== Chart and figure data ==
• • • •
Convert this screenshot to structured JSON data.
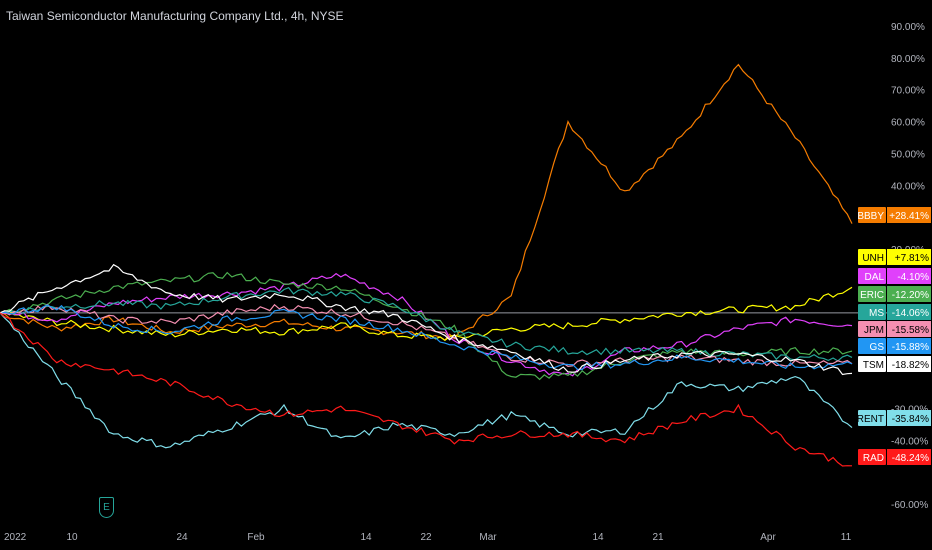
{
  "chart_data": {
    "type": "line",
    "title": "Taiwan Semiconductor Manufacturing Company Ltd., 4h, NYSE",
    "y_axis": {
      "unit": "percent change",
      "ticks": [
        "90.00%",
        "80.00%",
        "70.00%",
        "60.00%",
        "50.00%",
        "40.00%",
        "20.00%",
        "-30.00%",
        "-40.00%",
        "-60.00%"
      ],
      "ylim": [
        -65,
        95
      ]
    },
    "x_axis": {
      "ticks": [
        "2022",
        "10",
        "24",
        "Feb",
        "14",
        "22",
        "Mar",
        "14",
        "21",
        "Apr",
        "11"
      ]
    },
    "baseline": 0,
    "grid": false,
    "x": [
      "Jan 3",
      "Jan 10",
      "Jan 17",
      "Jan 24",
      "Jan 31",
      "Feb 7",
      "Feb 14",
      "Feb 21",
      "Feb 28",
      "Mar 3",
      "Mar 7",
      "Mar 14",
      "Mar 21",
      "Mar 28",
      "Apr 4",
      "Apr 11"
    ],
    "series": [
      {
        "name": "BBBY",
        "color": "#f57c00",
        "last": "+28.41%",
        "values": [
          0,
          -5,
          -2,
          -6,
          -4,
          -3,
          -5,
          -6,
          -8,
          5,
          60,
          38,
          55,
          78,
          55,
          28
        ]
      },
      {
        "name": "UNH",
        "color": "#ffff00",
        "last": "+7.81%",
        "values": [
          0,
          -3,
          -5,
          -7,
          -5,
          -6,
          -4,
          -7,
          -8,
          -5,
          -4,
          -2,
          0,
          1,
          2,
          8
        ]
      },
      {
        "name": "DAL",
        "color": "#e040fb",
        "last": "-4.10%",
        "values": [
          0,
          -2,
          3,
          5,
          6,
          8,
          12,
          5,
          -8,
          -15,
          -20,
          -12,
          -10,
          -5,
          -2,
          -4
        ]
      },
      {
        "name": "ERIC",
        "color": "#4caf50",
        "last": "-12.20%",
        "values": [
          0,
          4,
          8,
          10,
          12,
          9,
          8,
          2,
          -5,
          -20,
          -20,
          -15,
          -12,
          -13,
          -12,
          -12
        ]
      },
      {
        "name": "MS",
        "color": "#26a69a",
        "last": "-14.06%",
        "values": [
          0,
          2,
          3,
          2,
          5,
          7,
          6,
          2,
          -6,
          -10,
          -12,
          -12,
          -12,
          -13,
          -14,
          -14
        ]
      },
      {
        "name": "JPM",
        "color": "#f48fb1",
        "last": "-15.58%",
        "values": [
          0,
          2,
          -2,
          -3,
          0,
          2,
          0,
          -3,
          -8,
          -14,
          -16,
          -15,
          -14,
          -15,
          -16,
          -16
        ]
      },
      {
        "name": "GS",
        "color": "#2196f3",
        "last": "-15.88%",
        "values": [
          0,
          2,
          -4,
          -6,
          -2,
          0,
          -2,
          -5,
          -10,
          -14,
          -17,
          -16,
          -14,
          -15,
          -17,
          -16
        ]
      },
      {
        "name": "TSM",
        "color": "#ffffff",
        "last": "-18.82%",
        "values": [
          0,
          8,
          14,
          6,
          4,
          6,
          2,
          -1,
          -8,
          -12,
          -18,
          -15,
          -13,
          -13,
          -15,
          -19
        ]
      },
      {
        "name": "RENT",
        "color": "#80deea",
        "last": "-35.84%",
        "values": [
          0,
          -20,
          -38,
          -42,
          -36,
          -30,
          -40,
          -35,
          -38,
          -32,
          -38,
          -37,
          -22,
          -24,
          -20,
          -36
        ]
      },
      {
        "name": "RAD",
        "color": "#ff1a1a",
        "last": "-48.24%",
        "values": [
          0,
          -15,
          -18,
          -22,
          -28,
          -32,
          -30,
          -35,
          -40,
          -38,
          -38,
          -40,
          -34,
          -30,
          -42,
          -48
        ]
      }
    ]
  },
  "marker": {
    "label": "E"
  }
}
• • • •
== Exercise goal ==
The records above are to be reproduced exactly; the pictures are to be left out.

== Solution below ==
Convert this screenshot to structured JSON data.
{
  "chart_data": {
    "type": "line",
    "title": "Taiwan Semiconductor Manufacturing Company Ltd., 4h, NYSE",
    "y_axis": {
      "unit": "percent change",
      "ticks": [
        "90.00%",
        "80.00%",
        "70.00%",
        "60.00%",
        "50.00%",
        "40.00%",
        "20.00%",
        "-30.00%",
        "-40.00%",
        "-60.00%"
      ],
      "ylim": [
        -65,
        95
      ]
    },
    "x_axis": {
      "ticks": [
        "2022",
        "10",
        "24",
        "Feb",
        "14",
        "22",
        "Mar",
        "14",
        "21",
        "Apr",
        "11"
      ]
    },
    "baseline": 0,
    "grid": false,
    "x": [
      "Jan 3",
      "Jan 10",
      "Jan 17",
      "Jan 24",
      "Jan 31",
      "Feb 7",
      "Feb 14",
      "Feb 21",
      "Feb 28",
      "Mar 3",
      "Mar 7",
      "Mar 14",
      "Mar 21",
      "Mar 28",
      "Apr 4",
      "Apr 11"
    ],
    "series": [
      {
        "name": "BBBY",
        "color": "#f57c00",
        "last": "+28.41%",
        "values": [
          0,
          -5,
          -2,
          -6,
          -4,
          -3,
          -5,
          -6,
          -8,
          5,
          60,
          38,
          55,
          78,
          55,
          28
        ]
      },
      {
        "name": "UNH",
        "color": "#ffff00",
        "last": "+7.81%",
        "values": [
          0,
          -3,
          -5,
          -7,
          -5,
          -6,
          -4,
          -7,
          -8,
          -5,
          -4,
          -2,
          0,
          1,
          2,
          8
        ]
      },
      {
        "name": "DAL",
        "color": "#e040fb",
        "last": "-4.10%",
        "values": [
          0,
          -2,
          3,
          5,
          6,
          8,
          12,
          5,
          -8,
          -15,
          -20,
          -12,
          -10,
          -5,
          -2,
          -4
        ]
      },
      {
        "name": "ERIC",
        "color": "#4caf50",
        "last": "-12.20%",
        "values": [
          0,
          4,
          8,
          10,
          12,
          9,
          8,
          2,
          -5,
          -20,
          -20,
          -15,
          -12,
          -13,
          -12,
          -12
        ]
      },
      {
        "name": "MS",
        "color": "#26a69a",
        "last": "-14.06%",
        "values": [
          0,
          2,
          3,
          2,
          5,
          7,
          6,
          2,
          -6,
          -10,
          -12,
          -12,
          -12,
          -13,
          -14,
          -14
        ]
      },
      {
        "name": "JPM",
        "color": "#f48fb1",
        "last": "-15.58%",
        "values": [
          0,
          2,
          -2,
          -3,
          0,
          2,
          0,
          -3,
          -8,
          -14,
          -16,
          -15,
          -14,
          -15,
          -16,
          -16
        ]
      },
      {
        "name": "GS",
        "color": "#2196f3",
        "last": "-15.88%",
        "values": [
          0,
          2,
          -4,
          -6,
          -2,
          0,
          -2,
          -5,
          -10,
          -14,
          -17,
          -16,
          -14,
          -15,
          -17,
          -16
        ]
      },
      {
        "name": "TSM",
        "color": "#ffffff",
        "last": "-18.82%",
        "values": [
          0,
          8,
          14,
          6,
          4,
          6,
          2,
          -1,
          -8,
          -12,
          -18,
          -15,
          -13,
          -13,
          -15,
          -19
        ]
      },
      {
        "name": "RENT",
        "color": "#80deea",
        "last": "-35.84%",
        "values": [
          0,
          -20,
          -38,
          -42,
          -36,
          -30,
          -40,
          -35,
          -38,
          -32,
          -38,
          -37,
          -22,
          -24,
          -20,
          -36
        ]
      },
      {
        "name": "RAD",
        "color": "#ff1a1a",
        "last": "-48.24%",
        "values": [
          0,
          -15,
          -18,
          -22,
          -28,
          -32,
          -30,
          -35,
          -40,
          -38,
          -38,
          -40,
          -34,
          -30,
          -42,
          -48
        ]
      }
    ]
  },
  "marker": {
    "label": "E"
  }
}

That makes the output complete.